**PROVIDED RECORDS:**
-- start --

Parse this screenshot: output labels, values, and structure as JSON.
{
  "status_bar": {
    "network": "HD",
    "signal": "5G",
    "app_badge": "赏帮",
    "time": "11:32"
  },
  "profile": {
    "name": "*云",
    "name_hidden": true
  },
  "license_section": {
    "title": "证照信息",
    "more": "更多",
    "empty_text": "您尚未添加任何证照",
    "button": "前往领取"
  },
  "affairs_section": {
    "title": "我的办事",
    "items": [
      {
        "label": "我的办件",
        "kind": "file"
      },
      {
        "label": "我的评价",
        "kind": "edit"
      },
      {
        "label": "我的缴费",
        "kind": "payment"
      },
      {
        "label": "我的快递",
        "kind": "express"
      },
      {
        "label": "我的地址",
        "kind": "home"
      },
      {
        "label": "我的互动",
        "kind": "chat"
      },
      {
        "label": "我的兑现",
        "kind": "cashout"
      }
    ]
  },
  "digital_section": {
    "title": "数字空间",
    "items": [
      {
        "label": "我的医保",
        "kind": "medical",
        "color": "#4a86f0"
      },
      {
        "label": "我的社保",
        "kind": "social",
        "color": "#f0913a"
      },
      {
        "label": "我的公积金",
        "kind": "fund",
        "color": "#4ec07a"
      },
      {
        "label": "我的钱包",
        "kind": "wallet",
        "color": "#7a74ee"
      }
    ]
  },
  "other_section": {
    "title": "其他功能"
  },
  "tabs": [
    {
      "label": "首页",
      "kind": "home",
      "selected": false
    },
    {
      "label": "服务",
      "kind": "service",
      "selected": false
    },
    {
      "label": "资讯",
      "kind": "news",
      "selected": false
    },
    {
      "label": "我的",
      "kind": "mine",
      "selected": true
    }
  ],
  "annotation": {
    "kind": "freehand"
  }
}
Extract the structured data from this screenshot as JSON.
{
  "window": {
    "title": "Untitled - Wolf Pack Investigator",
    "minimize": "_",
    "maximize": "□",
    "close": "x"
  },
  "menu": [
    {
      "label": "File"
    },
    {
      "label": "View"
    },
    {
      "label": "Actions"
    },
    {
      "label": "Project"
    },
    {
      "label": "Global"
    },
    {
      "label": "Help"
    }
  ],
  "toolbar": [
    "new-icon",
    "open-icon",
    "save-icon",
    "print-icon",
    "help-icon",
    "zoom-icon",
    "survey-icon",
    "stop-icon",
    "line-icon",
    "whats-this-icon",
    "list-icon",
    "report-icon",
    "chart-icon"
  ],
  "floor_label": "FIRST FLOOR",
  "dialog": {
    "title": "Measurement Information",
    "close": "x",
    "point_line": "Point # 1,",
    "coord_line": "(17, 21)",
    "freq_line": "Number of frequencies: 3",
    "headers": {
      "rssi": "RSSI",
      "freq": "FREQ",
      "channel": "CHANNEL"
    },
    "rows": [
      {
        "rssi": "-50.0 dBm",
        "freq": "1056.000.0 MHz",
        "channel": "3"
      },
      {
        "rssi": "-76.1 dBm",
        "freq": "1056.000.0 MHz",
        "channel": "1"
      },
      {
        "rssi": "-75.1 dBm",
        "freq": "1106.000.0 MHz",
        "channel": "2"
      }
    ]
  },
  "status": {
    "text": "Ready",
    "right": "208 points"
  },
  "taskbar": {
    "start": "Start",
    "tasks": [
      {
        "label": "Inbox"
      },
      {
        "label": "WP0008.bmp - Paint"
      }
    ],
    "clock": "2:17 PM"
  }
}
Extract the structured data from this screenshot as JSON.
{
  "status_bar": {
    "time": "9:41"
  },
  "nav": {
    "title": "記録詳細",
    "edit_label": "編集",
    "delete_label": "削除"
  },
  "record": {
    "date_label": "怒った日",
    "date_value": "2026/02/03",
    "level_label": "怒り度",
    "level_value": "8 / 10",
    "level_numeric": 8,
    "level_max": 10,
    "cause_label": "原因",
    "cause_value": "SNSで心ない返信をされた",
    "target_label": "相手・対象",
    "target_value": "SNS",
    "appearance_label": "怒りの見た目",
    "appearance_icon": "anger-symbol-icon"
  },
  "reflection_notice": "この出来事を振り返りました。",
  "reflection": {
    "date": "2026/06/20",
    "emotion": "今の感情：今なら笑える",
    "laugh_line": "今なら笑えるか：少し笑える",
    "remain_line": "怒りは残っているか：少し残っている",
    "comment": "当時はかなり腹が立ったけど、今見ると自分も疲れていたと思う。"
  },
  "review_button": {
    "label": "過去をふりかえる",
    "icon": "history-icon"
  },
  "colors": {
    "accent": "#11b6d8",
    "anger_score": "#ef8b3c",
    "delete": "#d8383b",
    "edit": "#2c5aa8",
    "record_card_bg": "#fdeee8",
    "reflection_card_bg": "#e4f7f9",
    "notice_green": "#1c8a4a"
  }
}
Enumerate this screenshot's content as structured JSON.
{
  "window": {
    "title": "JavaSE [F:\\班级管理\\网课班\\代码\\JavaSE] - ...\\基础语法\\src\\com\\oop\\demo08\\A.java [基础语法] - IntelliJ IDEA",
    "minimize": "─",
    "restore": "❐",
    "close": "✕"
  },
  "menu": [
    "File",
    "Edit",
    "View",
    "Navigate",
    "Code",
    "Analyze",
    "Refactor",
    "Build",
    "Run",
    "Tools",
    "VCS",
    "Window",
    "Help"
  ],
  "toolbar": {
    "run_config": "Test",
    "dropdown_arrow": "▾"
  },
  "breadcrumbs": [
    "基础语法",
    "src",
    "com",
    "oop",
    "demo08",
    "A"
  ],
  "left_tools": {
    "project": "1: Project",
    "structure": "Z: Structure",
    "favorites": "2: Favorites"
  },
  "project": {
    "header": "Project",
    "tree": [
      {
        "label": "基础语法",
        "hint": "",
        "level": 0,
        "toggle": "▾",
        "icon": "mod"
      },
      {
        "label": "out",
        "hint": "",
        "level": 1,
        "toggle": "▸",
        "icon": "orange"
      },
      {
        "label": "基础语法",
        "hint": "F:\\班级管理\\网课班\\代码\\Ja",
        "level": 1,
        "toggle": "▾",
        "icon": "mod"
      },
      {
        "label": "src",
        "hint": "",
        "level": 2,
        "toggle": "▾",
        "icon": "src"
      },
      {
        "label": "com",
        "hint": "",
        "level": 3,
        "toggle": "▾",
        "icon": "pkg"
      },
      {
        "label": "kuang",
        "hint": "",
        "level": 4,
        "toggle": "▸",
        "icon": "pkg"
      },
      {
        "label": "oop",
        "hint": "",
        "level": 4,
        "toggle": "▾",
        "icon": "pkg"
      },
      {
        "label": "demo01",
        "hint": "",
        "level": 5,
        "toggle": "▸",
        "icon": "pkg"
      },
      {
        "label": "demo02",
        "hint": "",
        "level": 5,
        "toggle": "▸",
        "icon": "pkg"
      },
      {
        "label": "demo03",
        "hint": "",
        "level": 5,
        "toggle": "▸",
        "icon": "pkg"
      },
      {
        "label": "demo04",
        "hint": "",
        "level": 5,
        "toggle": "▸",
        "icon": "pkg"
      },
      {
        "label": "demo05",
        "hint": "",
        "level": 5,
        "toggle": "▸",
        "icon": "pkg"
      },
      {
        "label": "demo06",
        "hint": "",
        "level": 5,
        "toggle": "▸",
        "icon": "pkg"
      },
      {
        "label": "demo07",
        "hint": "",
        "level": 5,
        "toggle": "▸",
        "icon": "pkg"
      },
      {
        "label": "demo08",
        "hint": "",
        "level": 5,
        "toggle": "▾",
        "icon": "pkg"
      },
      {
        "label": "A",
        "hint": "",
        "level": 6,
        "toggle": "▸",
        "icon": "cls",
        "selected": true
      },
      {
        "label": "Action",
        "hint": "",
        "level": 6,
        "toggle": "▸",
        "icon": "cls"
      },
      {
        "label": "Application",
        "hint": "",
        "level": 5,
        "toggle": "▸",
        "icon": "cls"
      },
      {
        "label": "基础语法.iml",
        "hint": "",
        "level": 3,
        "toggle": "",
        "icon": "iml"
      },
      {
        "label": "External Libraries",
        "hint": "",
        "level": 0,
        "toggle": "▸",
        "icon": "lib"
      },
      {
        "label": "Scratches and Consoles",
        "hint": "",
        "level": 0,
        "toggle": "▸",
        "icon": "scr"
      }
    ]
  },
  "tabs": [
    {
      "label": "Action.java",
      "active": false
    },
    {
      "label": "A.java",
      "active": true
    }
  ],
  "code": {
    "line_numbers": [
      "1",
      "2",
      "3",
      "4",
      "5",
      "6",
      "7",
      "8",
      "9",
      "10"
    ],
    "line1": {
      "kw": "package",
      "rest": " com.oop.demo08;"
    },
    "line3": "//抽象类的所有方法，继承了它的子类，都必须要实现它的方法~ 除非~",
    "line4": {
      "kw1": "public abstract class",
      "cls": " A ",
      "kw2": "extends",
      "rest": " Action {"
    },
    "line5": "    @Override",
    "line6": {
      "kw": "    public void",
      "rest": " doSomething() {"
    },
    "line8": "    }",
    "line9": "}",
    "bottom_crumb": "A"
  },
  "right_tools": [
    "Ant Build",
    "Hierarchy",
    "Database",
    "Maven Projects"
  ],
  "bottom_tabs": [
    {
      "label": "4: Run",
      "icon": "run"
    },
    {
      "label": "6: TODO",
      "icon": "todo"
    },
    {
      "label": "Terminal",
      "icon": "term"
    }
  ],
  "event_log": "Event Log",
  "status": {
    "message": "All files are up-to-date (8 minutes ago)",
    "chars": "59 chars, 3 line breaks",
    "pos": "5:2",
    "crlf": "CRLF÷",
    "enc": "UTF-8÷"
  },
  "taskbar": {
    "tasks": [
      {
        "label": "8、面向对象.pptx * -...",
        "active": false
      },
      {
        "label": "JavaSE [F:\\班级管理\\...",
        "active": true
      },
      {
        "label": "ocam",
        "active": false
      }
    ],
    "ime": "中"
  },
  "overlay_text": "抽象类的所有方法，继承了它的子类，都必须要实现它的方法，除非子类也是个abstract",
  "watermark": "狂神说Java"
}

-- end --

**TASK INSTRUCTIONS:** Make a copy of each line that contains the string "班级管理".

**FULL OUTPUT:**
    "title": "JavaSE [F:\\班级管理\\网课班\\代码\\JavaSE] - ...\\基础语法\\src\\com\\oop\\demo08\\A.java [基础语法] - IntelliJ IDEA",
        "hint": "F:\\班级管理\\网课班\\代码\\Ja",
        "label": "JavaSE [F:\\班级管理\\...",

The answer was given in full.